Every record must be repeated exactly, with no omission.

▶ **DATA EXTRACT**:
• • • • •

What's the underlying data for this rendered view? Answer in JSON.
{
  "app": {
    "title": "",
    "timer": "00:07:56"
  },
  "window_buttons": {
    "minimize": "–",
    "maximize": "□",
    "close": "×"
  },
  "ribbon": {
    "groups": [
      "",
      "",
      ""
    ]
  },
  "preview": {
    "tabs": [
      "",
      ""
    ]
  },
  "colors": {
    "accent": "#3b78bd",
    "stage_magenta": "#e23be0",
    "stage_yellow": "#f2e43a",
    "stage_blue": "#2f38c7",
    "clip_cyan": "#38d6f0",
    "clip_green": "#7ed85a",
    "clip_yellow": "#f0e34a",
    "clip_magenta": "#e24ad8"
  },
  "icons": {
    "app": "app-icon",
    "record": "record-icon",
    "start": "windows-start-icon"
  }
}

• • • • •

▶ **CORRECT RESPONSE**:
What's the underlying data for this rendered view? Answer in JSON.
{
  "app": {
    "title": "",
    "timer": "00:07:56"
  },
  "window_buttons": {
    "minimize": "–",
    "maximize": "□",
    "close": "×"
  },
  "ribbon": {
    "groups": [
      "",
      "",
      ""
    ]
  },
  "preview": {
    "tabs": [
      "",
      ""
    ]
  },
  "colors": {
    "accent": "#3b78bd",
    "stage_magenta": "#e23be0",
    "stage_yellow": "#f2e43a",
    "stage_blue": "#2f38c7",
    "clip_cyan": "#38d6f0",
    "clip_green": "#7ed85a",
    "clip_yellow": "#f0e34a",
    "clip_magenta": "#e24ad8"
  },
  "icons": {
    "app": "app-icon",
    "record": "record-icon",
    "start": "windows-start-icon"
  }
}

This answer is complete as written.